**EXERCISE:** Only lines with the string "factors" matter here; gather them from the material below.

-- -- --

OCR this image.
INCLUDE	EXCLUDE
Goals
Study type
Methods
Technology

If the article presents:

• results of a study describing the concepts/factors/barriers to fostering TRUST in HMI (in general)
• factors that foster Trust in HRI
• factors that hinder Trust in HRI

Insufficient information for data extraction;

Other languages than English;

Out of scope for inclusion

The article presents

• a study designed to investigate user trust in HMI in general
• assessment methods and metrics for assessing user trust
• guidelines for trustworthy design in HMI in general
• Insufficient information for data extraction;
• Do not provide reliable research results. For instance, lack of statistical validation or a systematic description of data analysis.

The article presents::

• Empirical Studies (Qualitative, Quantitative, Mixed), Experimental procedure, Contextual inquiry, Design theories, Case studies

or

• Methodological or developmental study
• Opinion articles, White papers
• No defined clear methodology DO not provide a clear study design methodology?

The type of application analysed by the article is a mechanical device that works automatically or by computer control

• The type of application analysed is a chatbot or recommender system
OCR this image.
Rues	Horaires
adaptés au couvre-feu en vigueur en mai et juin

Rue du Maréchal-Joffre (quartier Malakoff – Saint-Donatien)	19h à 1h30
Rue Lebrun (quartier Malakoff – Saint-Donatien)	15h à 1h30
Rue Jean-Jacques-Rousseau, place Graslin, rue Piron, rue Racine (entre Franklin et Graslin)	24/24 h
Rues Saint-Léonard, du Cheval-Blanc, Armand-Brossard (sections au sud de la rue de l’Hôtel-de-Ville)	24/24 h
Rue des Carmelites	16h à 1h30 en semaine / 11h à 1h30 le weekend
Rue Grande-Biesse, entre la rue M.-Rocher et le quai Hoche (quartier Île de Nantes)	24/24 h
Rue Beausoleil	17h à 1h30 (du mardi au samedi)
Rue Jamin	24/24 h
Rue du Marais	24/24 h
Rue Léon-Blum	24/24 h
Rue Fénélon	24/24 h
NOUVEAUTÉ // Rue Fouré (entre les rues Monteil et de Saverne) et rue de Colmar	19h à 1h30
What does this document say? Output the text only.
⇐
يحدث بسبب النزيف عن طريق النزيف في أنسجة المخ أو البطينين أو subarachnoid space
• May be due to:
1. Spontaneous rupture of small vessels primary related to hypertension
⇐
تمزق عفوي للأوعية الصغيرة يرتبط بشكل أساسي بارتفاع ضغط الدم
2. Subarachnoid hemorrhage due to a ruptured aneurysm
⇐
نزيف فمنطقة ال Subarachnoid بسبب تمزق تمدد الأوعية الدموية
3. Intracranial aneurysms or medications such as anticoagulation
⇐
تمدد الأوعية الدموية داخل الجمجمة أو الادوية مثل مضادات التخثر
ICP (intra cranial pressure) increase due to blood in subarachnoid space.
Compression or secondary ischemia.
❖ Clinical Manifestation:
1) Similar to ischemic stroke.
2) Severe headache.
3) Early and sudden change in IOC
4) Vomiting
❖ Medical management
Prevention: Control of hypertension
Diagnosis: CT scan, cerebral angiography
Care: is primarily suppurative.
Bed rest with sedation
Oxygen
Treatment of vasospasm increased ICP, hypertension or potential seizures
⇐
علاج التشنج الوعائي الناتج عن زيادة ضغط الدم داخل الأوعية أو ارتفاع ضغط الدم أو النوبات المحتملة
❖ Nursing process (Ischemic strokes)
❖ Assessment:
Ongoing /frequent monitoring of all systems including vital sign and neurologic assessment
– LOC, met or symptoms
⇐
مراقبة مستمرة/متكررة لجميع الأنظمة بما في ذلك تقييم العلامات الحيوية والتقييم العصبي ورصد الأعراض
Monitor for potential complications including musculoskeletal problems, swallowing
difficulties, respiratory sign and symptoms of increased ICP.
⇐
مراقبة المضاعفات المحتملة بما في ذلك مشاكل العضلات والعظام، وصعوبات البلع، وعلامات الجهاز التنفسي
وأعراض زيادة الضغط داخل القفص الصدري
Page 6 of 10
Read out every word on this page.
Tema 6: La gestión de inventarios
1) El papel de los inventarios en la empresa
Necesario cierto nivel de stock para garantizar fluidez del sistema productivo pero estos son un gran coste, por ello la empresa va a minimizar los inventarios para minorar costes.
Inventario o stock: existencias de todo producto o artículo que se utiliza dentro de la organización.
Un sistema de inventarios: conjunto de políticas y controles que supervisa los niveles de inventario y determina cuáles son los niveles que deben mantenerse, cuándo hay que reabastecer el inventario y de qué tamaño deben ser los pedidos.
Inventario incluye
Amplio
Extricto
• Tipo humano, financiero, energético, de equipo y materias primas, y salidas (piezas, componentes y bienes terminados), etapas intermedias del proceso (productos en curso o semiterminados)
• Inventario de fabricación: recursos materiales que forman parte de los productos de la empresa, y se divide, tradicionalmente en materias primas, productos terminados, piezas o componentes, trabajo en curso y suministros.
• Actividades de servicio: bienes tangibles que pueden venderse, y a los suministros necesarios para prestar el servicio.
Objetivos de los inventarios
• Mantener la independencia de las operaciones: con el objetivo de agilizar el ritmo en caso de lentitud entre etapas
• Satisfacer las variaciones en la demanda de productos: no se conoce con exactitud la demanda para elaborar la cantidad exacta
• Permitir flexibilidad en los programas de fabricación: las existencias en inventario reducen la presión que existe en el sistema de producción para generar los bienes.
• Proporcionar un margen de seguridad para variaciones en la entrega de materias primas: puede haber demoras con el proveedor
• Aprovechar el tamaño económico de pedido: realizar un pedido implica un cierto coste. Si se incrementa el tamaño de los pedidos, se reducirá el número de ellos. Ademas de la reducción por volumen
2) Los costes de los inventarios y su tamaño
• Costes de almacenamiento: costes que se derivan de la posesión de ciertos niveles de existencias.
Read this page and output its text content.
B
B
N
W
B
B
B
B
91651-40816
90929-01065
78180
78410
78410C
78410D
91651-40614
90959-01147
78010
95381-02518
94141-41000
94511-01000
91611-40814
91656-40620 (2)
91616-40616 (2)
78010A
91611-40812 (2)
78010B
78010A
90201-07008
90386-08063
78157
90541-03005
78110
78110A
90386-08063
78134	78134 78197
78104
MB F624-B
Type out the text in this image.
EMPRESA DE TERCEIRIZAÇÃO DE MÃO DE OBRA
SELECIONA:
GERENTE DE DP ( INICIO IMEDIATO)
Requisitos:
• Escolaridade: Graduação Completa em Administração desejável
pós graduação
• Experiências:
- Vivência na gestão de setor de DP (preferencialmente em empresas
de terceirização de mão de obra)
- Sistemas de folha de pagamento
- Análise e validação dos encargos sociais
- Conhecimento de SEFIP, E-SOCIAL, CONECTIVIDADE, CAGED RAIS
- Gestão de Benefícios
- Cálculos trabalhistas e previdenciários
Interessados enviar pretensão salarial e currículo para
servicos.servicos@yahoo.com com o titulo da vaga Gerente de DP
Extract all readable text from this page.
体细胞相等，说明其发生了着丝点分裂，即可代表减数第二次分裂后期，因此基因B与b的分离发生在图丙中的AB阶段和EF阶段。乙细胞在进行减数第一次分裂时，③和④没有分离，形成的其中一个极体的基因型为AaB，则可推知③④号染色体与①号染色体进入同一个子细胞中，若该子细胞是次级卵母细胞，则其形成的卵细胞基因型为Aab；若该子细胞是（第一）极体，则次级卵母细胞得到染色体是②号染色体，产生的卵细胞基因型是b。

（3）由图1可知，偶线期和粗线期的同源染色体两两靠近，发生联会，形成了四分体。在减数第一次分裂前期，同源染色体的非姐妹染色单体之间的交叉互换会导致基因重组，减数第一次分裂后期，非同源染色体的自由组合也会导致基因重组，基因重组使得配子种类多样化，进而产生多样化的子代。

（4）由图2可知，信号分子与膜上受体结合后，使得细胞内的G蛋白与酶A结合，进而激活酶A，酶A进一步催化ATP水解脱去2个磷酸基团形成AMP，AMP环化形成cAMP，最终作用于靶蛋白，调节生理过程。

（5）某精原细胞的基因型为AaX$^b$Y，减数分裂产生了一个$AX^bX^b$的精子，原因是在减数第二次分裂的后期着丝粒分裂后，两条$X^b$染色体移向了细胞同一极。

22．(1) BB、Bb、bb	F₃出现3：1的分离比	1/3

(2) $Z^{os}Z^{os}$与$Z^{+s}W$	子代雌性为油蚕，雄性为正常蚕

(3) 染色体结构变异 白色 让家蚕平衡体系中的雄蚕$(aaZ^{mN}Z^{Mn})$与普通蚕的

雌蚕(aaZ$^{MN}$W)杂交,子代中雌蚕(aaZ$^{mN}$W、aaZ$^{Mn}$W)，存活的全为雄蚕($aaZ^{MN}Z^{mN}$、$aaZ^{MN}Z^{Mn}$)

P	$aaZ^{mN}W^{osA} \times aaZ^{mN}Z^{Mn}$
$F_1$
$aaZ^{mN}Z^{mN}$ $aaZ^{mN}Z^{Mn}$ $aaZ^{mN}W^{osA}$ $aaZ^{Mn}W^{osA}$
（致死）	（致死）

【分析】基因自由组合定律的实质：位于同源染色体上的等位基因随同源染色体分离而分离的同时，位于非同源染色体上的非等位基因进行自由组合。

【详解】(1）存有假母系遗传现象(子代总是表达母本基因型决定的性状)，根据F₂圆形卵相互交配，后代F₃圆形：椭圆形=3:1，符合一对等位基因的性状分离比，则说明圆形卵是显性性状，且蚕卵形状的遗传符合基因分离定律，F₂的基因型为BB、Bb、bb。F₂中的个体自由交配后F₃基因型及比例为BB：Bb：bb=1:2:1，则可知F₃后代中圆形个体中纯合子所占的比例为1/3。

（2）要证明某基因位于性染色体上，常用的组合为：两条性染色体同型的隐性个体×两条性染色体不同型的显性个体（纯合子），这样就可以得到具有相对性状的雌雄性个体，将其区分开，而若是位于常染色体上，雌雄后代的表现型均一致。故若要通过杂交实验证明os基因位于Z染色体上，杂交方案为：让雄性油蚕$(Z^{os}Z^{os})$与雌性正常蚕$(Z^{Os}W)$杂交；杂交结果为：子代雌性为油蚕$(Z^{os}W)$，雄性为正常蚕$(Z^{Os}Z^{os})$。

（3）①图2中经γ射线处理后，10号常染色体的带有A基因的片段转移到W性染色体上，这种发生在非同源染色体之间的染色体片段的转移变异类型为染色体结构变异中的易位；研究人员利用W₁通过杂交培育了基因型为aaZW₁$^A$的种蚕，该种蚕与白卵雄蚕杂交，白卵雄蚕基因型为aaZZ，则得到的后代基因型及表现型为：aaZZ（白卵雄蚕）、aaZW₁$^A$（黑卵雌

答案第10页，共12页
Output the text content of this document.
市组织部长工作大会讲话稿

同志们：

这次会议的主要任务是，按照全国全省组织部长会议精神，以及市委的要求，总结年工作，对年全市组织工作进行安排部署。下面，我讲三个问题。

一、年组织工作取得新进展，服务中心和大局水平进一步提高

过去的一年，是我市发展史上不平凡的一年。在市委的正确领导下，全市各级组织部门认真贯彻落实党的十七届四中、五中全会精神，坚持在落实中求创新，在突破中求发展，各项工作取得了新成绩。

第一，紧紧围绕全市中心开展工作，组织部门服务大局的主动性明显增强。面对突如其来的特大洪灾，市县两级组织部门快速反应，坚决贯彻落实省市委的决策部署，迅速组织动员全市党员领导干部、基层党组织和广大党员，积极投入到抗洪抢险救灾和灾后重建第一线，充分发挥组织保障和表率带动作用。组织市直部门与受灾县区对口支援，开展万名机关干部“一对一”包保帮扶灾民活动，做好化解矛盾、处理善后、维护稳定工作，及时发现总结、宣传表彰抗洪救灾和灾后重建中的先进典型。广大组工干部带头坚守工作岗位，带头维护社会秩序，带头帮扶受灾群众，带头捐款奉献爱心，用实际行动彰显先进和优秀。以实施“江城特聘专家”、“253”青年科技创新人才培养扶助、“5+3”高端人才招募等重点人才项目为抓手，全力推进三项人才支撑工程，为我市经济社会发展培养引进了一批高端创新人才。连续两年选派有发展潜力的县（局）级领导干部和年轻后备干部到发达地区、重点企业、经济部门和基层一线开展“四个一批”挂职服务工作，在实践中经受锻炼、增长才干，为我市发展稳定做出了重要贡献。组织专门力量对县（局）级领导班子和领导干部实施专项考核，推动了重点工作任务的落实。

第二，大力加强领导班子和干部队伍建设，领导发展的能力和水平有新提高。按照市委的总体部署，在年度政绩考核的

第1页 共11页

-- -- --

**TASK RESPONSE:**
• results of a study describing the concepts/factors/barriers to fostering TRUST in HMI (in general)
• factors that foster Trust in HRI
• factors that hinder Trust in HRI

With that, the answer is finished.